→ Your instructions: Check each line of the material below, and copy it if it holds the string "called".

————————

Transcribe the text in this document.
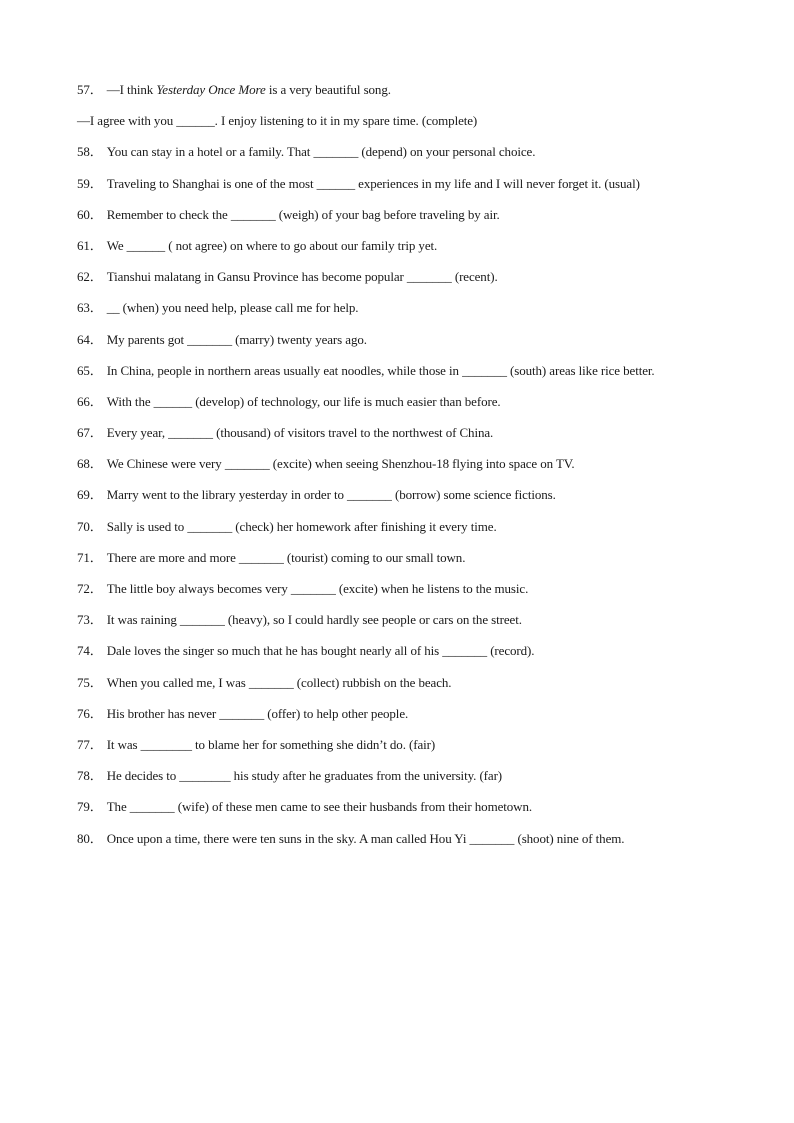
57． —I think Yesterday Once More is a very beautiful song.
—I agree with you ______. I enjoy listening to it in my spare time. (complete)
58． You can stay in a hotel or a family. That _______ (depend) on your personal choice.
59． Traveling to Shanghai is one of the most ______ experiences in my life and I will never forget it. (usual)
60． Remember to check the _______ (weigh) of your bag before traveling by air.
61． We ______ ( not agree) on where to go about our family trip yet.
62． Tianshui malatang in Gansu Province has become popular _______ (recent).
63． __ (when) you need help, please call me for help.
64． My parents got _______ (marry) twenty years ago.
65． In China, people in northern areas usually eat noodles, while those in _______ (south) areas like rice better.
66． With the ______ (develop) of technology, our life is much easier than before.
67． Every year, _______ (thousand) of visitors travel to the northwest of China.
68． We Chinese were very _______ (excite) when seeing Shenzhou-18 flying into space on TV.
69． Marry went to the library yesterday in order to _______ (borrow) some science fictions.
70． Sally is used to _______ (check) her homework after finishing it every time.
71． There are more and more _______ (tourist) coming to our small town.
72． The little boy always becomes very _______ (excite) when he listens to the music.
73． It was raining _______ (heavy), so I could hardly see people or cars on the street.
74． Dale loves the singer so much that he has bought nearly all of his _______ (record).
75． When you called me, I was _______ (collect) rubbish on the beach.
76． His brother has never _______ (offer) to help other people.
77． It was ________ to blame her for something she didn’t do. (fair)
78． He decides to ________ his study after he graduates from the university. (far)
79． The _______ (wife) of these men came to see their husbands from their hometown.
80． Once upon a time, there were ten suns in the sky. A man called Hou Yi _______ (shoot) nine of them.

————————

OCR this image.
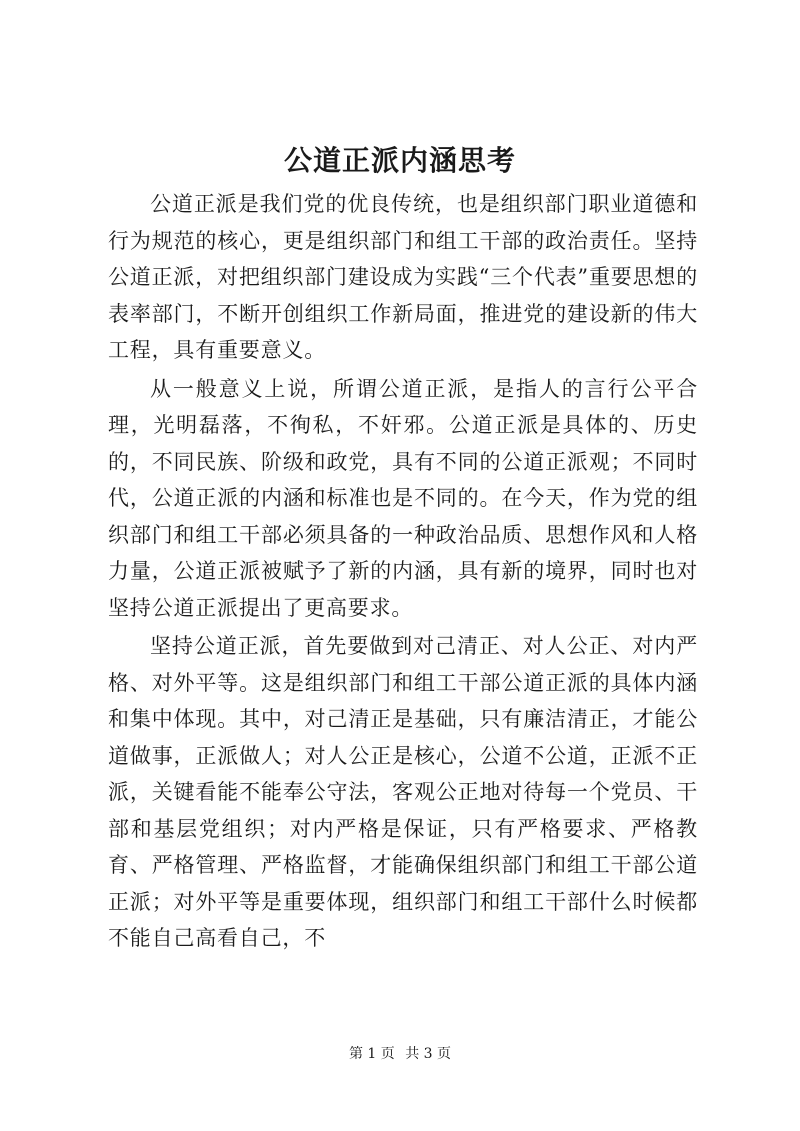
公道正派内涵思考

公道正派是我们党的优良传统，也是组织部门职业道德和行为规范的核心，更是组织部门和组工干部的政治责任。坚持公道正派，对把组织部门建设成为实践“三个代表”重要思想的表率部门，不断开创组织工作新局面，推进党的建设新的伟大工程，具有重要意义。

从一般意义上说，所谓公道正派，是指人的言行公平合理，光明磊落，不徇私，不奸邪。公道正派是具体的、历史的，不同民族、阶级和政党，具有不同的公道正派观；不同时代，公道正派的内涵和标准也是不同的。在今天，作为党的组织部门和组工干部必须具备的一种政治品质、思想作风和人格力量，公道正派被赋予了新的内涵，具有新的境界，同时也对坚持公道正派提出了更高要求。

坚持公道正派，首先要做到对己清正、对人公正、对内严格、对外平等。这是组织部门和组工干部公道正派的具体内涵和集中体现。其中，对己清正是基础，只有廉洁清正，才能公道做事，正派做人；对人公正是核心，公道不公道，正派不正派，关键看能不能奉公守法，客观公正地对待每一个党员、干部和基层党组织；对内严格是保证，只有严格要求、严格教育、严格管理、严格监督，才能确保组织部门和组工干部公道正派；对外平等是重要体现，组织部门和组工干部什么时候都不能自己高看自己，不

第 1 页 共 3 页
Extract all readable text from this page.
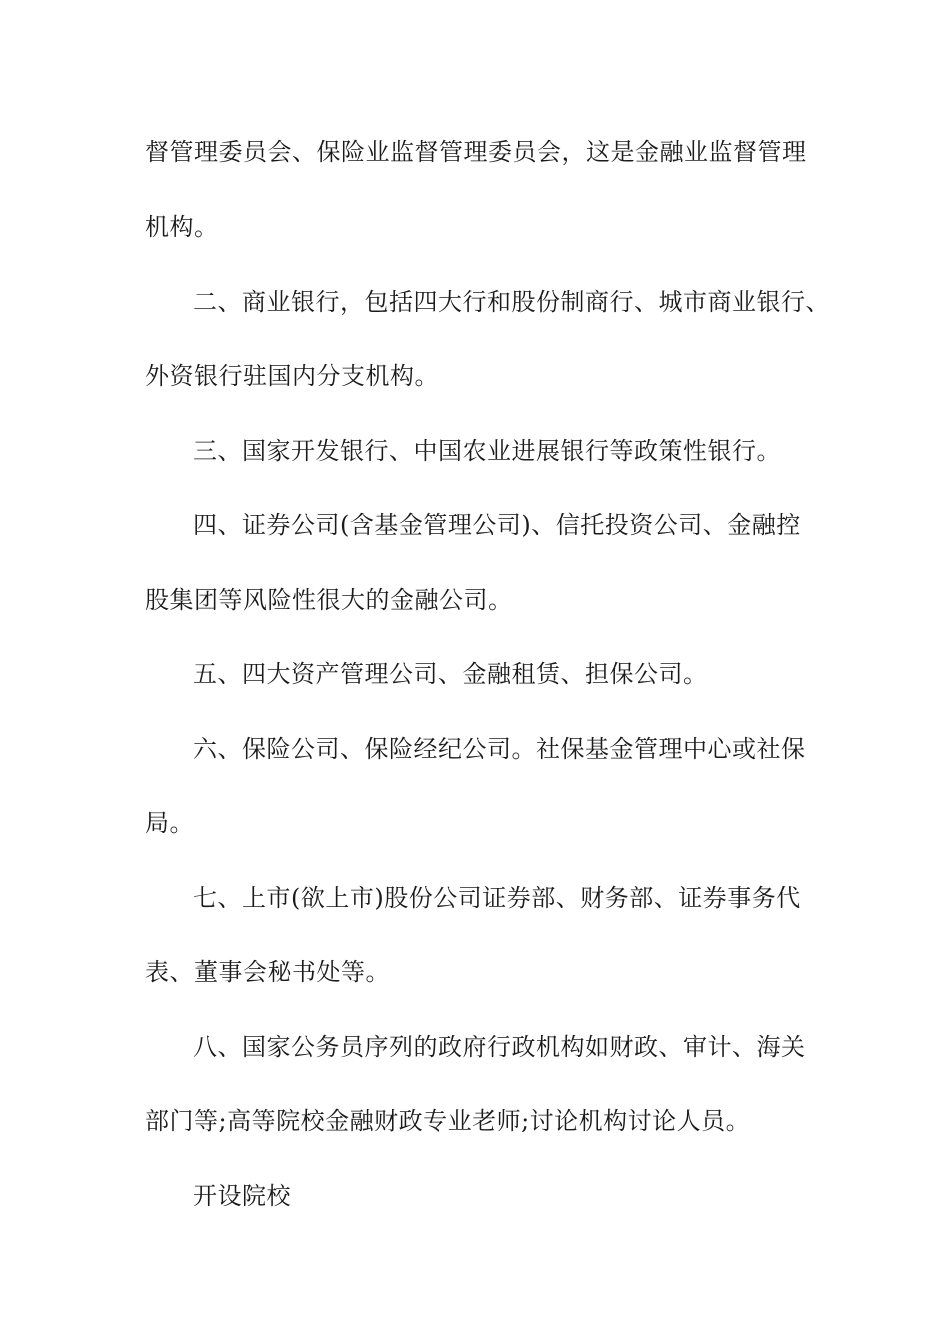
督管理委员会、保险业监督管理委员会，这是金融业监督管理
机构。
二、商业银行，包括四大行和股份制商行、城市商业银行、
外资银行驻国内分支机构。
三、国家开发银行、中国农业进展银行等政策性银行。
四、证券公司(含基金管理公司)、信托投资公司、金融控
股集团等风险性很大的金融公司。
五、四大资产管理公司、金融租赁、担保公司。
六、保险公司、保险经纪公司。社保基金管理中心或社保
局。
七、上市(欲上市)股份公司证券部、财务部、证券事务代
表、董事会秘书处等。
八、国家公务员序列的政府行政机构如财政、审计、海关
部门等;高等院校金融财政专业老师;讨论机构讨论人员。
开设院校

————————

→ Expected answer:
75． When you called me, I was _______ (collect) rubbish on the beach.
80． Once upon a time, there were ten suns in the sky. A man called Hou Yi _______ (shoot) nine of them.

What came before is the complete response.